* [EXERCISE INSTRUCTIONS] Tally the lines in the listing below that include "seed". Answer with the count and nothing more.

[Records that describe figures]

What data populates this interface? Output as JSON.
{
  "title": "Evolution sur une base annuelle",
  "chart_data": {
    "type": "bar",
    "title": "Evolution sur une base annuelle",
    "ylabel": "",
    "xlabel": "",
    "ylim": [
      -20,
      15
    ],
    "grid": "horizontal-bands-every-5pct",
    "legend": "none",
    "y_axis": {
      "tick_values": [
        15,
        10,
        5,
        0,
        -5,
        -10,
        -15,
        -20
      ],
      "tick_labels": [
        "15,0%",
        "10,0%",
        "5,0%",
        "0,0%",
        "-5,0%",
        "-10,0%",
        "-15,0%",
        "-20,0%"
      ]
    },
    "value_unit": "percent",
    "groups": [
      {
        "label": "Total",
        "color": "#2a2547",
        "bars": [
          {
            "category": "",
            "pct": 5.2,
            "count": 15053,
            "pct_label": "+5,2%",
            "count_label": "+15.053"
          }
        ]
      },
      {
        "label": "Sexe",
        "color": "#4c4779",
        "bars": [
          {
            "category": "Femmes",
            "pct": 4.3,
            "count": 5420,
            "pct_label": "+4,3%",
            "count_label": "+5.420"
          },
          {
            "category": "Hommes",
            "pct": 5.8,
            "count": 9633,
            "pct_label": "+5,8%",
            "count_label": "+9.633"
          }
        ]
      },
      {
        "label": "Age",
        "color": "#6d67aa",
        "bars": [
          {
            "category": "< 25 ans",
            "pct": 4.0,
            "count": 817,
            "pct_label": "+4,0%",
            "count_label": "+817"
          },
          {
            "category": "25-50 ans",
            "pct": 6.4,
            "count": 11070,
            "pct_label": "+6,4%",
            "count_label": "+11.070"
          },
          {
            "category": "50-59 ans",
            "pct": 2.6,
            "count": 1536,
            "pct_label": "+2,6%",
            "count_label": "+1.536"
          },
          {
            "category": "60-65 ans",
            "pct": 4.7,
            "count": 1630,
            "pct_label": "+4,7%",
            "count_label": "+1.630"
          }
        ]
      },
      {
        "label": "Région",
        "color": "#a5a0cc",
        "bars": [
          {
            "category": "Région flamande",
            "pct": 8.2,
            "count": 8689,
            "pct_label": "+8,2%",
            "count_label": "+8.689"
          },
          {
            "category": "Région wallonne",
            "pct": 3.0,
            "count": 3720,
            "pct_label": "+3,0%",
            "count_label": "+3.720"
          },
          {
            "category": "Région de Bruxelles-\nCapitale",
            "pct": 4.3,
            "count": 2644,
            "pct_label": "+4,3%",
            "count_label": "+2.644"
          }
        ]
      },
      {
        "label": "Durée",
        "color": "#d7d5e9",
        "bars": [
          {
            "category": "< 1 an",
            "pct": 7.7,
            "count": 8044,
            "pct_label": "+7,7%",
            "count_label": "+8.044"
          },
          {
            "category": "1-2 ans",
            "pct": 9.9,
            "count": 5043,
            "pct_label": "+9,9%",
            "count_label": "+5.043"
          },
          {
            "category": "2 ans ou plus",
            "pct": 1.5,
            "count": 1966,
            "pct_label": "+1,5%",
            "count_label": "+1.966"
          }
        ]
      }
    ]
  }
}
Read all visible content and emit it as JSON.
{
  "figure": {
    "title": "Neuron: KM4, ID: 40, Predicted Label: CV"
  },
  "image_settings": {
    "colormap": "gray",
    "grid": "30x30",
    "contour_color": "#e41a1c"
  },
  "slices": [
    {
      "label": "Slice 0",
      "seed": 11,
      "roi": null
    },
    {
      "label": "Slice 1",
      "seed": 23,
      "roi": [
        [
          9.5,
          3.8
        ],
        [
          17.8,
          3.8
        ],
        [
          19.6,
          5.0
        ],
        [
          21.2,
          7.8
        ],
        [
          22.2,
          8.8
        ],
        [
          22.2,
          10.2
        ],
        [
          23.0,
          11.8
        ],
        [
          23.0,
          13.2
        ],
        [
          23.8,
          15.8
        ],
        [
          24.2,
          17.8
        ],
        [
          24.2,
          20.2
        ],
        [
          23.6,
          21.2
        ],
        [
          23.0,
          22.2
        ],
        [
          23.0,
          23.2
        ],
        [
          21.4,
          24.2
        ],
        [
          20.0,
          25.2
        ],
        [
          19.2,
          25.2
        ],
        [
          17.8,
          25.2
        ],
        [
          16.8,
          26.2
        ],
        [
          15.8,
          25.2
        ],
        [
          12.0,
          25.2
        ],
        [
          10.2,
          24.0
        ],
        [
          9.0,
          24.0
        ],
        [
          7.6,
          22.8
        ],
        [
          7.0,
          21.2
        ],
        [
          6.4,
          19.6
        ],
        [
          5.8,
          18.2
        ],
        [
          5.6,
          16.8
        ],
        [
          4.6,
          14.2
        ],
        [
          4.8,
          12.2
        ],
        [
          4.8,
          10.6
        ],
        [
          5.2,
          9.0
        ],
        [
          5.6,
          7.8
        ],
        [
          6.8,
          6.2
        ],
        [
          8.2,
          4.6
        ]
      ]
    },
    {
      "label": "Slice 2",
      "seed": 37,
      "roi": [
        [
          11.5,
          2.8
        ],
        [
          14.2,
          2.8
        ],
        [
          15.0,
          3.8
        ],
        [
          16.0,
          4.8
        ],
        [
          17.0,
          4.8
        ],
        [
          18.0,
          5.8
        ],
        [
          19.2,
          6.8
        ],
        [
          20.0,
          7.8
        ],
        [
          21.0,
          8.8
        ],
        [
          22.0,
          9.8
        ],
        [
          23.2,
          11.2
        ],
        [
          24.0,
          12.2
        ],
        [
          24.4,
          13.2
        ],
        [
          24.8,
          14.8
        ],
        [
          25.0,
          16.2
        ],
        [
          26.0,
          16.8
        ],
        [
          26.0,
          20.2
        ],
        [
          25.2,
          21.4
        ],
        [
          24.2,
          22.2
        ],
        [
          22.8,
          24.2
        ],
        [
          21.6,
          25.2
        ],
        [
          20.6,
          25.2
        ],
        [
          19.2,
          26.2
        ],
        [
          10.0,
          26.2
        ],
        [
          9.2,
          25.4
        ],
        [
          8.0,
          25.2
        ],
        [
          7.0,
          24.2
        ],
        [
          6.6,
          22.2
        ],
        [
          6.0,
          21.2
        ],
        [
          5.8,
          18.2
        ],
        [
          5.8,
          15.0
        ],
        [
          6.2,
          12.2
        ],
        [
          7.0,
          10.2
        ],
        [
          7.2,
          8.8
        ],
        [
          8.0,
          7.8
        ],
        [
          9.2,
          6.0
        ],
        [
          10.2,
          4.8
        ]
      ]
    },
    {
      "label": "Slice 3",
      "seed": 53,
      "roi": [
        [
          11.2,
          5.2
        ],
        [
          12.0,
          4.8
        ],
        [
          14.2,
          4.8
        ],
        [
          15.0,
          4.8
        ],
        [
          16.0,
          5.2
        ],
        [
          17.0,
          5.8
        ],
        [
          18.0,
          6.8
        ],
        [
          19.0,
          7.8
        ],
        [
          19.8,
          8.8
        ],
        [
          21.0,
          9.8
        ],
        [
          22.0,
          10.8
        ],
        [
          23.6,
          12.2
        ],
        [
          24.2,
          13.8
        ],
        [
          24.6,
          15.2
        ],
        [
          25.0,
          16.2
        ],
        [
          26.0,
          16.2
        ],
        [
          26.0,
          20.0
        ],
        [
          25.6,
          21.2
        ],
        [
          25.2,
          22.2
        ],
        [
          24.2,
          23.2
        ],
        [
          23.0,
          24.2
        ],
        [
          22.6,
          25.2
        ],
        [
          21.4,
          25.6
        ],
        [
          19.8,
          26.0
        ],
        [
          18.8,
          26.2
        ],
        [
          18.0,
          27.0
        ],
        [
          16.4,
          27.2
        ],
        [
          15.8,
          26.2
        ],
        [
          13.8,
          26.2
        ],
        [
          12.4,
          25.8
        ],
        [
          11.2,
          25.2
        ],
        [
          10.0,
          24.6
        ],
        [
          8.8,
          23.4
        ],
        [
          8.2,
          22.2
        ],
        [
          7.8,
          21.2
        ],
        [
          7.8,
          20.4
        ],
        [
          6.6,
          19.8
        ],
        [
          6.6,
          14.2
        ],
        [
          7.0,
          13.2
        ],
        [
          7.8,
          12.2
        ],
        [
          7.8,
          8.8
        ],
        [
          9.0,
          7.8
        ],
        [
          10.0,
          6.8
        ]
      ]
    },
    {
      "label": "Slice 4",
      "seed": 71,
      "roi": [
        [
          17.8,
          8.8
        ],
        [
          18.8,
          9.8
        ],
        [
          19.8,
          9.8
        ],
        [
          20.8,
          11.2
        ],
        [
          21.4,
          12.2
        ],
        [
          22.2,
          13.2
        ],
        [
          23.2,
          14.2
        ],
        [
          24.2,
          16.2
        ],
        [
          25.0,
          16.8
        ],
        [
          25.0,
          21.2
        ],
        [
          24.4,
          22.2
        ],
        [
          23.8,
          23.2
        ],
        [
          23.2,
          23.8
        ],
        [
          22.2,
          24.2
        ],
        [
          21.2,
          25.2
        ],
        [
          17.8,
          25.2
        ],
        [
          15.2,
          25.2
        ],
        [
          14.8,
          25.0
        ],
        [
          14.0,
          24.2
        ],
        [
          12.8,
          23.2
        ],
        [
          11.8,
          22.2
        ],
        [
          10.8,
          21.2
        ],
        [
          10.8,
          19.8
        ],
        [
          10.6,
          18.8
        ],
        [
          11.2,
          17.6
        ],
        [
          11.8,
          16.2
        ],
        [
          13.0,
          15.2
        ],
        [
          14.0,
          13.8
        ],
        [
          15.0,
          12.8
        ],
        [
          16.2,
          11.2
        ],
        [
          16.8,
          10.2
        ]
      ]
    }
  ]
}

* [FINISHED ANSWER] 5